— GOAL —
All entries should be output exactly as they stand.

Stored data
----------
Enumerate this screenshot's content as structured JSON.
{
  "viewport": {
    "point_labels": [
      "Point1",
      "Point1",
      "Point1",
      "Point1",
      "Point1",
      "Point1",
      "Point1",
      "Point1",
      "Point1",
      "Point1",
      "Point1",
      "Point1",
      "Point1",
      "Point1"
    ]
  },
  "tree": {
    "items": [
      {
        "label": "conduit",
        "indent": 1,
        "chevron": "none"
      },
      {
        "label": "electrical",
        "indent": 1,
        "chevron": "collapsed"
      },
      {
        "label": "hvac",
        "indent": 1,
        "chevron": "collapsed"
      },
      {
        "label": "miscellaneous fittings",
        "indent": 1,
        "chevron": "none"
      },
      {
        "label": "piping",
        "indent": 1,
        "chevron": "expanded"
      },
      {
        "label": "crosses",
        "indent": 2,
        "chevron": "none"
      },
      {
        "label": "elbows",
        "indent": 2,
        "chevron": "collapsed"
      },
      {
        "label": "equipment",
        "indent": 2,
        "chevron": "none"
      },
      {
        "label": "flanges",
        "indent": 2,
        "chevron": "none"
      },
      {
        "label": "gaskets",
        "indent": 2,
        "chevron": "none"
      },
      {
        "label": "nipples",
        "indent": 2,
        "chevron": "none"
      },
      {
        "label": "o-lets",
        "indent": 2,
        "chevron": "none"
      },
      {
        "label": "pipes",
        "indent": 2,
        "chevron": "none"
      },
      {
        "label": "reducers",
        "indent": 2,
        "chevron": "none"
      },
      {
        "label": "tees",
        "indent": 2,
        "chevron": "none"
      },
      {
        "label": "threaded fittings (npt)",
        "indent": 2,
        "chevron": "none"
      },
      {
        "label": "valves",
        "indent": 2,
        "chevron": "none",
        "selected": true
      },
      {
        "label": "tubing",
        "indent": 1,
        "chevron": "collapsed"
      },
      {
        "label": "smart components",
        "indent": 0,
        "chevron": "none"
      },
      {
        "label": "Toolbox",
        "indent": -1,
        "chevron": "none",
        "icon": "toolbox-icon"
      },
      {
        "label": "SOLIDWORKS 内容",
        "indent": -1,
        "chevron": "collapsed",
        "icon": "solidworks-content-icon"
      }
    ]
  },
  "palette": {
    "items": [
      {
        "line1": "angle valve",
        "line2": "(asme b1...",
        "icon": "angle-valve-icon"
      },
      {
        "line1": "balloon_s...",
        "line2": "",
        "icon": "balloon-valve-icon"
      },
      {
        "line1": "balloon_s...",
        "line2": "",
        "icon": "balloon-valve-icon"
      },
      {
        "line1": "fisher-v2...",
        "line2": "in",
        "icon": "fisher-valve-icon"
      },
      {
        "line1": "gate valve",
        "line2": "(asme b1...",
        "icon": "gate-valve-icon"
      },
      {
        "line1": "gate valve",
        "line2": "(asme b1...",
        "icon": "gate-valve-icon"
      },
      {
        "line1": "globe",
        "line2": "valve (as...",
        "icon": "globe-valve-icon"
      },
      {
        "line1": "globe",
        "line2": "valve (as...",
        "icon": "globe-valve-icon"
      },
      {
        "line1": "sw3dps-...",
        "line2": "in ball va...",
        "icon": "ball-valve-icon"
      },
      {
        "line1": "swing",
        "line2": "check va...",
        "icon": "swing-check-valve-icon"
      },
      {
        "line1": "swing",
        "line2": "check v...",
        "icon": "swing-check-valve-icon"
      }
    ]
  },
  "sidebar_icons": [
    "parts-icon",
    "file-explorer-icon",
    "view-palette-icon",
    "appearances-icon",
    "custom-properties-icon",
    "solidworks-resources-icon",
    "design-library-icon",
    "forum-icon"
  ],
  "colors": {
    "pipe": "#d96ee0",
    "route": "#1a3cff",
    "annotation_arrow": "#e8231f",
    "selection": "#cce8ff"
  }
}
----------
— PROBLEM SOLUTION —
Enumerate this screenshot's content as structured JSON.
{
  "viewport": {
    "point_labels": [
      "Point1",
      "Point1",
      "Point1",
      "Point1",
      "Point1",
      "Point1",
      "Point1",
      "Point1",
      "Point1",
      "Point1",
      "Point1",
      "Point1",
      "Point1",
      "Point1"
    ]
  },
  "tree": {
    "items": [
      {
        "label": "conduit",
        "indent": 1,
        "chevron": "none"
      },
      {
        "label": "electrical",
        "indent": 1,
        "chevron": "collapsed"
      },
      {
        "label": "hvac",
        "indent": 1,
        "chevron": "collapsed"
      },
      {
        "label": "miscellaneous fittings",
        "indent": 1,
        "chevron": "none"
      },
      {
        "label": "piping",
        "indent": 1,
        "chevron": "expanded"
      },
      {
        "label": "crosses",
        "indent": 2,
        "chevron": "none"
      },
      {
        "label": "elbows",
        "indent": 2,
        "chevron": "collapsed"
      },
      {
        "label": "equipment",
        "indent": 2,
        "chevron": "none"
      },
      {
        "label": "flanges",
        "indent": 2,
        "chevron": "none"
      },
      {
        "label": "gaskets",
        "indent": 2,
        "chevron": "none"
      },
      {
        "label": "nipples",
        "indent": 2,
        "chevron": "none"
      },
      {
        "label": "o-lets",
        "indent": 2,
        "chevron": "none"
      },
      {
        "label": "pipes",
        "indent": 2,
        "chevron": "none"
      },
      {
        "label": "reducers",
        "indent": 2,
        "chevron": "none"
      },
      {
        "label": "tees",
        "indent": 2,
        "chevron": "none"
      },
      {
        "label": "threaded fittings (npt)",
        "indent": 2,
        "chevron": "none"
      },
      {
        "label": "valves",
        "indent": 2,
        "chevron": "none",
        "selected": true
      },
      {
        "label": "tubing",
        "indent": 1,
        "chevron": "collapsed"
      },
      {
        "label": "smart components",
        "indent": 0,
        "chevron": "none"
      },
      {
        "label": "Toolbox",
        "indent": -1,
        "chevron": "none",
        "icon": "toolbox-icon"
      },
      {
        "label": "SOLIDWORKS 内容",
        "indent": -1,
        "chevron": "collapsed",
        "icon": "solidworks-content-icon"
      }
    ]
  },
  "palette": {
    "items": [
      {
        "line1": "angle valve",
        "line2": "(asme b1...",
        "icon": "angle-valve-icon"
      },
      {
        "line1": "balloon_s...",
        "line2": "",
        "icon": "balloon-valve-icon"
      },
      {
        "line1": "balloon_s...",
        "line2": "",
        "icon": "balloon-valve-icon"
      },
      {
        "line1": "fisher-v2...",
        "line2": "in",
        "icon": "fisher-valve-icon"
      },
      {
        "line1": "gate valve",
        "line2": "(asme b1...",
        "icon": "gate-valve-icon"
      },
      {
        "line1": "gate valve",
        "line2": "(asme b1...",
        "icon": "gate-valve-icon"
      },
      {
        "line1": "globe",
        "line2": "valve (as...",
        "icon": "globe-valve-icon"
      },
      {
        "line1": "globe",
        "line2": "valve (as...",
        "icon": "globe-valve-icon"
      },
      {
        "line1": "sw3dps-...",
        "line2": "in ball va...",
        "icon": "ball-valve-icon"
      },
      {
        "line1": "swing",
        "line2": "check va...",
        "icon": "swing-check-valve-icon"
      },
      {
        "line1": "swing",
        "line2": "check v...",
        "icon": "swing-check-valve-icon"
      }
    ]
  },
  "sidebar_icons": [
    "parts-icon",
    "file-explorer-icon",
    "view-palette-icon",
    "appearances-icon",
    "custom-properties-icon",
    "solidworks-resources-icon",
    "design-library-icon",
    "forum-icon"
  ],
  "colors": {
    "pipe": "#d96ee0",
    "route": "#1a3cff",
    "annotation_arrow": "#e8231f",
    "selection": "#cce8ff"
  }
}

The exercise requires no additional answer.